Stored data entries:
Begin
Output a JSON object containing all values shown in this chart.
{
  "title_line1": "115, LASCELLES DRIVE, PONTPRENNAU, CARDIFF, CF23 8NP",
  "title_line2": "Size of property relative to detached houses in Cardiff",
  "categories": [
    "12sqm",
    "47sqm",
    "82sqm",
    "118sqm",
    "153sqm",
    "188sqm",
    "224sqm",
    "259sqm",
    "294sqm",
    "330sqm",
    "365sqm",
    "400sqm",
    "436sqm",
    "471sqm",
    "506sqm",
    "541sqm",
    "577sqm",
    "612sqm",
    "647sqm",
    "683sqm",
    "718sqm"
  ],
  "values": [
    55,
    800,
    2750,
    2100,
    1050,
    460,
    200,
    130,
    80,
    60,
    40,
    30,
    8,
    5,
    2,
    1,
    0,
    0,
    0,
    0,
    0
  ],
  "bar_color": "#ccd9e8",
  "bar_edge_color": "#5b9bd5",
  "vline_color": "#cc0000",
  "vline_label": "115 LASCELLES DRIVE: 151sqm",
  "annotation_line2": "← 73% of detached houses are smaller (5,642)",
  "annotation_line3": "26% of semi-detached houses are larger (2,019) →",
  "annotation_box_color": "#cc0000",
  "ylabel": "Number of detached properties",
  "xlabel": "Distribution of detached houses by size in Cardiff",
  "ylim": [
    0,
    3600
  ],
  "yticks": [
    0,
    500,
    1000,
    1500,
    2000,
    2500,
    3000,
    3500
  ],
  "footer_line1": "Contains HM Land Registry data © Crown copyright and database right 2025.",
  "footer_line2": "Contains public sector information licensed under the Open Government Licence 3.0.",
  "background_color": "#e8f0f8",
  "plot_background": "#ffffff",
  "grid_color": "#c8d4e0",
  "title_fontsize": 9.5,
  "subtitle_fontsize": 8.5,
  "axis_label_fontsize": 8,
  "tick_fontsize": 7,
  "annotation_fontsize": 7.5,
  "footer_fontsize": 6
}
End
*EXERCISE*
Reproduce the complete data exactly as presented above.

*EXERCISE RESULT*
Output a JSON object containing all values shown in this chart.
{
  "title_line1": "115, LASCELLES DRIVE, PONTPRENNAU, CARDIFF, CF23 8NP",
  "title_line2": "Size of property relative to detached houses in Cardiff",
  "categories": [
    "12sqm",
    "47sqm",
    "82sqm",
    "118sqm",
    "153sqm",
    "188sqm",
    "224sqm",
    "259sqm",
    "294sqm",
    "330sqm",
    "365sqm",
    "400sqm",
    "436sqm",
    "471sqm",
    "506sqm",
    "541sqm",
    "577sqm",
    "612sqm",
    "647sqm",
    "683sqm",
    "718sqm"
  ],
  "values": [
    55,
    800,
    2750,
    2100,
    1050,
    460,
    200,
    130,
    80,
    60,
    40,
    30,
    8,
    5,
    2,
    1,
    0,
    0,
    0,
    0,
    0
  ],
  "bar_color": "#ccd9e8",
  "bar_edge_color": "#5b9bd5",
  "vline_color": "#cc0000",
  "vline_label": "115 LASCELLES DRIVE: 151sqm",
  "annotation_line2": "← 73% of detached houses are smaller (5,642)",
  "annotation_line3": "26% of semi-detached houses are larger (2,019) →",
  "annotation_box_color": "#cc0000",
  "ylabel": "Number of detached properties",
  "xlabel": "Distribution of detached houses by size in Cardiff",
  "ylim": [
    0,
    3600
  ],
  "yticks": [
    0,
    500,
    1000,
    1500,
    2000,
    2500,
    3000,
    3500
  ],
  "footer_line1": "Contains HM Land Registry data © Crown copyright and database right 2025.",
  "footer_line2": "Contains public sector information licensed under the Open Government Licence 3.0.",
  "background_color": "#e8f0f8",
  "plot_background": "#ffffff",
  "grid_color": "#c8d4e0",
  "title_fontsize": 9.5,
  "subtitle_fontsize": 8.5,
  "axis_label_fontsize": 8,
  "tick_fontsize": 7,
  "annotation_fontsize": 7.5,
  "footer_fontsize": 6
}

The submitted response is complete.